■ What the task asks
Can you transcribe every record below exactly as it appears?
[Begin]
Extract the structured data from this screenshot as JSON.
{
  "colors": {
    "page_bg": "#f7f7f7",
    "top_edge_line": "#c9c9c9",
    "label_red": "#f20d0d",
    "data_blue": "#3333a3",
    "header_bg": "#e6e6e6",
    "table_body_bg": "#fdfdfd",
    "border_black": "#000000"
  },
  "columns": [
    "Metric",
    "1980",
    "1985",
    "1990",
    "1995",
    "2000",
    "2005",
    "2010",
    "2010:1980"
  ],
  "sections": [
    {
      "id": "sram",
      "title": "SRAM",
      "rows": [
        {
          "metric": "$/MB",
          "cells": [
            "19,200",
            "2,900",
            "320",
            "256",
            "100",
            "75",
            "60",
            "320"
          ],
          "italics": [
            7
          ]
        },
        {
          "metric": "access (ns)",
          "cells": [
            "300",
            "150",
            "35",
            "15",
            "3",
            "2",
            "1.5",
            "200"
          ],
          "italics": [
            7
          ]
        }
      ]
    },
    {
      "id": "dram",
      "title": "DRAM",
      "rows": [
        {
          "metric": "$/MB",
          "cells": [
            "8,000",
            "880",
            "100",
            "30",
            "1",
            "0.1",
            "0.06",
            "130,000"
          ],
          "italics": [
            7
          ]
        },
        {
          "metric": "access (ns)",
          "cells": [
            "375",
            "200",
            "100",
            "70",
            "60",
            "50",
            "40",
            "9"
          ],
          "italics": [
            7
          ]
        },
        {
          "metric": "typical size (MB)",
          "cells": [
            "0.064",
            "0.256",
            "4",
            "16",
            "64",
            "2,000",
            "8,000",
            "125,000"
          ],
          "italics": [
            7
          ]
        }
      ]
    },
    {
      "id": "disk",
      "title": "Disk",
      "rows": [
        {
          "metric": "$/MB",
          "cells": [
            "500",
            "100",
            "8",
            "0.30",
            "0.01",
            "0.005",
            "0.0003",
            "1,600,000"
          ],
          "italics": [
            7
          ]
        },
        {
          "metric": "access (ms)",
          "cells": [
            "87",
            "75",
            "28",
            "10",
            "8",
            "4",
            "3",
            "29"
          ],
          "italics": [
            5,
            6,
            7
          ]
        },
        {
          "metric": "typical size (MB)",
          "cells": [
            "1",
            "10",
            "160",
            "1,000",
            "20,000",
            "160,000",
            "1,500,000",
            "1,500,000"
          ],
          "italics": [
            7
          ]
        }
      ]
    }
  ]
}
[End]
■ Written response
Extract the structured data from this screenshot as JSON.
{
  "colors": {
    "page_bg": "#f7f7f7",
    "top_edge_line": "#c9c9c9",
    "label_red": "#f20d0d",
    "data_blue": "#3333a3",
    "header_bg": "#e6e6e6",
    "table_body_bg": "#fdfdfd",
    "border_black": "#000000"
  },
  "columns": [
    "Metric",
    "1980",
    "1985",
    "1990",
    "1995",
    "2000",
    "2005",
    "2010",
    "2010:1980"
  ],
  "sections": [
    {
      "id": "sram",
      "title": "SRAM",
      "rows": [
        {
          "metric": "$/MB",
          "cells": [
            "19,200",
            "2,900",
            "320",
            "256",
            "100",
            "75",
            "60",
            "320"
          ],
          "italics": [
            7
          ]
        },
        {
          "metric": "access (ns)",
          "cells": [
            "300",
            "150",
            "35",
            "15",
            "3",
            "2",
            "1.5",
            "200"
          ],
          "italics": [
            7
          ]
        }
      ]
    },
    {
      "id": "dram",
      "title": "DRAM",
      "rows": [
        {
          "metric": "$/MB",
          "cells": [
            "8,000",
            "880",
            "100",
            "30",
            "1",
            "0.1",
            "0.06",
            "130,000"
          ],
          "italics": [
            7
          ]
        },
        {
          "metric": "access (ns)",
          "cells": [
            "375",
            "200",
            "100",
            "70",
            "60",
            "50",
            "40",
            "9"
          ],
          "italics": [
            7
          ]
        },
        {
          "metric": "typical size (MB)",
          "cells": [
            "0.064",
            "0.256",
            "4",
            "16",
            "64",
            "2,000",
            "8,000",
            "125,000"
          ],
          "italics": [
            7
          ]
        }
      ]
    },
    {
      "id": "disk",
      "title": "Disk",
      "rows": [
        {
          "metric": "$/MB",
          "cells": [
            "500",
            "100",
            "8",
            "0.30",
            "0.01",
            "0.005",
            "0.0003",
            "1,600,000"
          ],
          "italics": [
            7
          ]
        },
        {
          "metric": "access (ms)",
          "cells": [
            "87",
            "75",
            "28",
            "10",
            "8",
            "4",
            "3",
            "29"
          ],
          "italics": [
            5,
            6,
            7
          ]
        },
        {
          "metric": "typical size (MB)",
          "cells": [
            "1",
            "10",
            "160",
            "1,000",
            "20,000",
            "160,000",
            "1,500,000",
            "1,500,000"
          ],
          "italics": [
            7
          ]
        }
      ]
    }
  ]
}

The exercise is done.